[BEGIN]

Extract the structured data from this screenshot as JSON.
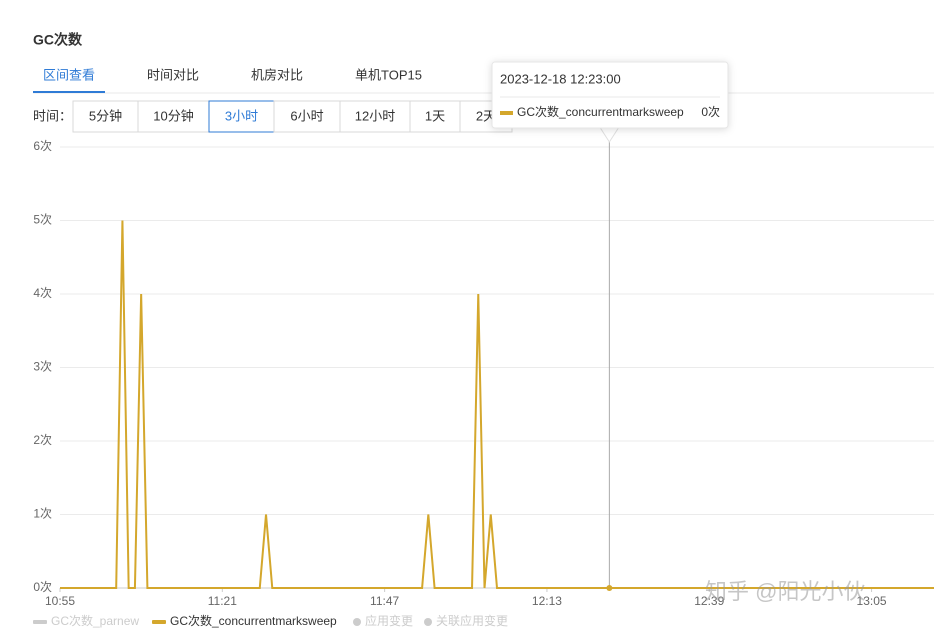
{
  "header": {
    "title": "GC次数",
    "tabs": [
      "区间查看",
      "时间对比",
      "机房对比",
      "单机TOP15"
    ],
    "active_tab": 0,
    "time_label": "时间：",
    "time_buttons": [
      "5分钟",
      "10分钟",
      "3小时",
      "6小时",
      "12小时",
      "1天",
      "2天"
    ],
    "active_button": 2
  },
  "chart_data": {
    "type": "line",
    "x": [
      "10:55",
      "11:04",
      "11:05",
      "11:06",
      "11:07",
      "11:08",
      "11:09",
      "11:27",
      "11:28",
      "11:29",
      "11:53",
      "11:54",
      "11:55",
      "12:01",
      "12:02",
      "12:03",
      "12:04",
      "12:05",
      "13:15"
    ],
    "series": [
      {
        "name": "GC次数_concurrentmarksweep",
        "color": "#d4a72c",
        "values": [
          0,
          0,
          5,
          0,
          0,
          4,
          0,
          0,
          1,
          0,
          0,
          1,
          0,
          0,
          4,
          0,
          1,
          0,
          0
        ]
      }
    ],
    "xlim": [
      "10:55",
      "13:15"
    ],
    "xticks": [
      "10:55",
      "11:21",
      "11:47",
      "12:13",
      "12:39",
      "13:05"
    ],
    "ylim": [
      0,
      6
    ],
    "yticks": [
      {
        "value": 0,
        "label": "0次"
      },
      {
        "value": 1,
        "label": "1次"
      },
      {
        "value": 2,
        "label": "2次"
      },
      {
        "value": 3,
        "label": "3次"
      },
      {
        "value": 4,
        "label": "4次"
      },
      {
        "value": 5,
        "label": "5次"
      },
      {
        "value": 6,
        "label": "6次"
      }
    ],
    "grid": true,
    "legend": [
      {
        "name": "GC次数_parnew",
        "color": "#cccccc",
        "marker": "line",
        "active": false
      },
      {
        "name": "GC次数_concurrentmarksweep",
        "color": "#d4a72c",
        "marker": "line",
        "active": true
      },
      {
        "name": "应用变更",
        "color": "#cccccc",
        "marker": "dot",
        "active": false
      },
      {
        "name": "关联应用变更",
        "color": "#cccccc",
        "marker": "dot",
        "active": false
      }
    ],
    "tooltip": {
      "time": "2023-12-18 12:23:00",
      "x": "12:23",
      "series_name": "GC次数_concurrentmarksweep",
      "value": {
        "value": 0,
        "label": "0次"
      }
    }
  },
  "watermark": "知乎 @阳光小伙"
}
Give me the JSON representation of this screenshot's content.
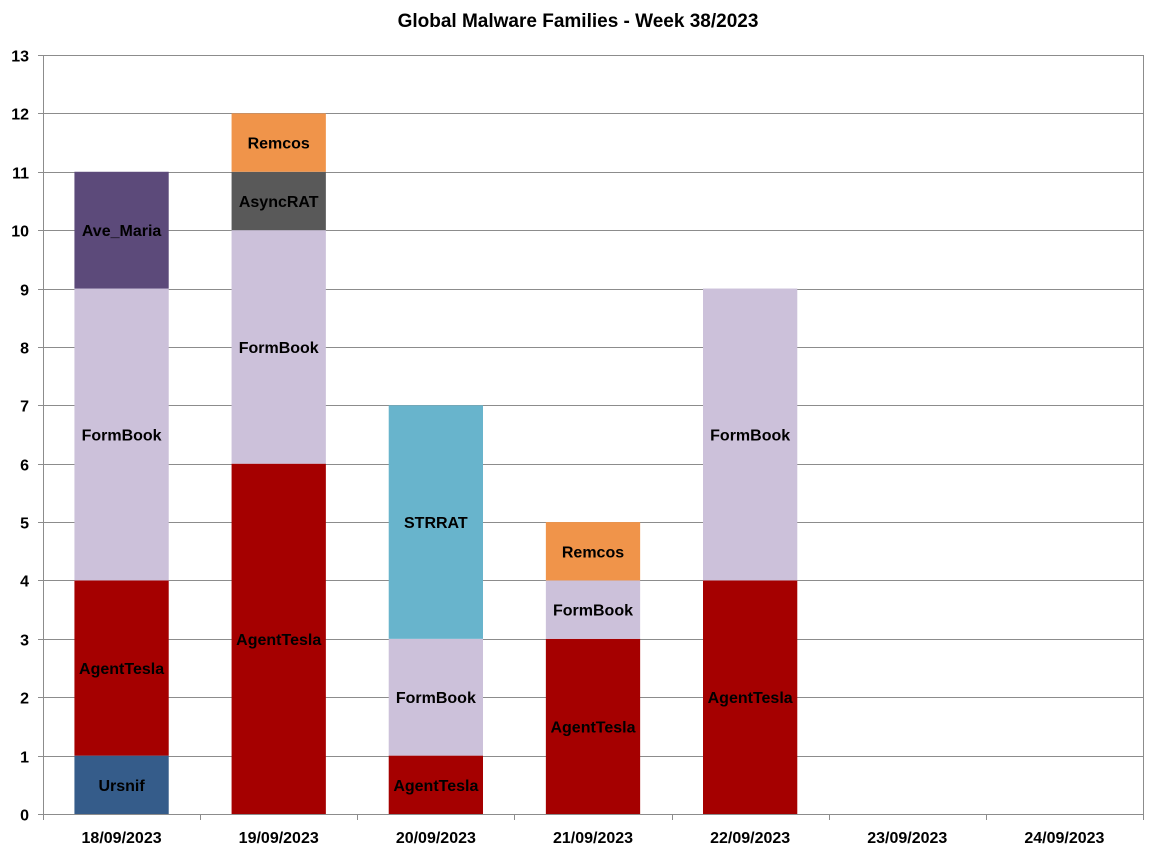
{
  "chart_data": {
    "type": "bar",
    "stacked": true,
    "title": "Global Malware Families - Week 38/2023",
    "xlabel": "",
    "ylabel": "",
    "ylim": [
      0,
      13
    ],
    "yticks": [
      0,
      1,
      2,
      3,
      4,
      5,
      6,
      7,
      8,
      9,
      10,
      11,
      12,
      13
    ],
    "grid": true,
    "legend": "none",
    "categories": [
      "18/09/2023",
      "19/09/2023",
      "20/09/2023",
      "21/09/2023",
      "22/09/2023",
      "23/09/2023",
      "24/09/2023"
    ],
    "colors": {
      "Ursnif": "#355c8a",
      "AgentTesla": "#a50000",
      "FormBook": "#ccc1da",
      "Ave_Maria": "#5c4a7a",
      "AsyncRAT": "#595959",
      "Remcos": "#f0944a",
      "STRRAT": "#68b4cc"
    },
    "stacks": [
      {
        "category": "18/09/2023",
        "segments": [
          {
            "family": "Ursnif",
            "value": 1
          },
          {
            "family": "AgentTesla",
            "value": 3
          },
          {
            "family": "FormBook",
            "value": 5
          },
          {
            "family": "Ave_Maria",
            "value": 2
          }
        ]
      },
      {
        "category": "19/09/2023",
        "segments": [
          {
            "family": "AgentTesla",
            "value": 6
          },
          {
            "family": "FormBook",
            "value": 4
          },
          {
            "family": "AsyncRAT",
            "value": 1
          },
          {
            "family": "Remcos",
            "value": 1
          }
        ]
      },
      {
        "category": "20/09/2023",
        "segments": [
          {
            "family": "AgentTesla",
            "value": 1
          },
          {
            "family": "FormBook",
            "value": 2
          },
          {
            "family": "STRRAT",
            "value": 4
          }
        ]
      },
      {
        "category": "21/09/2023",
        "segments": [
          {
            "family": "AgentTesla",
            "value": 3
          },
          {
            "family": "FormBook",
            "value": 1
          },
          {
            "family": "Remcos",
            "value": 1
          }
        ]
      },
      {
        "category": "22/09/2023",
        "segments": [
          {
            "family": "AgentTesla",
            "value": 4
          },
          {
            "family": "FormBook",
            "value": 5
          }
        ]
      },
      {
        "category": "23/09/2023",
        "segments": []
      },
      {
        "category": "24/09/2023",
        "segments": []
      }
    ]
  }
}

[END]

→ Exercise goal
Transcribe the material exactly, keeping every word and none of the pictures.

→ Task solution
Extract the structured data from this screenshot as JSON.
{
  "header": {
    "title": "GC次数",
    "tabs": [
      "区间查看",
      "时间对比",
      "机房对比",
      "单机TOP15"
    ],
    "active_tab": 0,
    "time_label": "时间：",
    "time_buttons": [
      "5分钟",
      "10分钟",
      "3小时",
      "6小时",
      "12小时",
      "1天",
      "2天"
    ],
    "active_button": 2
  },
  "chart_data": {
    "type": "line",
    "x": [
      "10:55",
      "11:04",
      "11:05",
      "11:06",
      "11:07",
      "11:08",
      "11:09",
      "11:27",
      "11:28",
      "11:29",
      "11:53",
      "11:54",
      "11:55",
      "12:01",
      "12:02",
      "12:03",
      "12:04",
      "12:05",
      "13:15"
    ],
    "series": [
      {
        "name": "GC次数_concurrentmarksweep",
        "color": "#d4a72c",
        "values": [
          0,
          0,
          5,
          0,
          0,
          4,
          0,
          0,
          1,
          0,
          0,
          1,
          0,
          0,
          4,
          0,
          1,
          0,
          0
        ]
      }
    ],
    "xlim": [
      "10:55",
      "13:15"
    ],
    "xticks": [
      "10:55",
      "11:21",
      "11:47",
      "12:13",
      "12:39",
      "13:05"
    ],
    "ylim": [
      0,
      6
    ],
    "yticks": [
      {
        "value": 0,
        "label": "0次"
      },
      {
        "value": 1,
        "label": "1次"
      },
      {
        "value": 2,
        "label": "2次"
      },
      {
        "value": 3,
        "label": "3次"
      },
      {
        "value": 4,
        "label": "4次"
      },
      {
        "value": 5,
        "label": "5次"
      },
      {
        "value": 6,
        "label": "6次"
      }
    ],
    "grid": true,
    "legend": [
      {
        "name": "GC次数_parnew",
        "color": "#cccccc",
        "marker": "line",
        "active": false
      },
      {
        "name": "GC次数_concurrentmarksweep",
        "color": "#d4a72c",
        "marker": "line",
        "active": true
      },
      {
        "name": "应用变更",
        "color": "#cccccc",
        "marker": "dot",
        "active": false
      },
      {
        "name": "关联应用变更",
        "color": "#cccccc",
        "marker": "dot",
        "active": false
      }
    ],
    "tooltip": {
      "time": "2023-12-18 12:23:00",
      "x": "12:23",
      "series_name": "GC次数_concurrentmarksweep",
      "value": {
        "value": 0,
        "label": "0次"
      }
    }
  },
  "watermark": "知乎 @阳光小伙"
}
Give me the JSON representation of this screenshot's content.
{
  "chart_data": {
    "type": "bar",
    "stacked": true,
    "title": "Global Malware Families - Week 38/2023",
    "xlabel": "",
    "ylabel": "",
    "ylim": [
      0,
      13
    ],
    "yticks": [
      0,
      1,
      2,
      3,
      4,
      5,
      6,
      7,
      8,
      9,
      10,
      11,
      12,
      13
    ],
    "grid": true,
    "legend": "none",
    "categories": [
      "18/09/2023",
      "19/09/2023",
      "20/09/2023",
      "21/09/2023",
      "22/09/2023",
      "23/09/2023",
      "24/09/2023"
    ],
    "colors": {
      "Ursnif": "#355c8a",
      "AgentTesla": "#a50000",
      "FormBook": "#ccc1da",
      "Ave_Maria": "#5c4a7a",
      "AsyncRAT": "#595959",
      "Remcos": "#f0944a",
      "STRRAT": "#68b4cc"
    },
    "stacks": [
      {
        "category": "18/09/2023",
        "segments": [
          {
            "family": "Ursnif",
            "value": 1
          },
          {
            "family": "AgentTesla",
            "value": 3
          },
          {
            "family": "FormBook",
            "value": 5
          },
          {
            "family": "Ave_Maria",
            "value": 2
          }
        ]
      },
      {
        "category": "19/09/2023",
        "segments": [
          {
            "family": "AgentTesla",
            "value": 6
          },
          {
            "family": "FormBook",
            "value": 4
          },
          {
            "family": "AsyncRAT",
            "value": 1
          },
          {
            "family": "Remcos",
            "value": 1
          }
        ]
      },
      {
        "category": "20/09/2023",
        "segments": [
          {
            "family": "AgentTesla",
            "value": 1
          },
          {
            "family": "FormBook",
            "value": 2
          },
          {
            "family": "STRRAT",
            "value": 4
          }
        ]
      },
      {
        "category": "21/09/2023",
        "segments": [
          {
            "family": "AgentTesla",
            "value": 3
          },
          {
            "family": "FormBook",
            "value": 1
          },
          {
            "family": "Remcos",
            "value": 1
          }
        ]
      },
      {
        "category": "22/09/2023",
        "segments": [
          {
            "family": "AgentTesla",
            "value": 4
          },
          {
            "family": "FormBook",
            "value": 5
          }
        ]
      },
      {
        "category": "23/09/2023",
        "segments": []
      },
      {
        "category": "24/09/2023",
        "segments": []
      }
    ]
  }
}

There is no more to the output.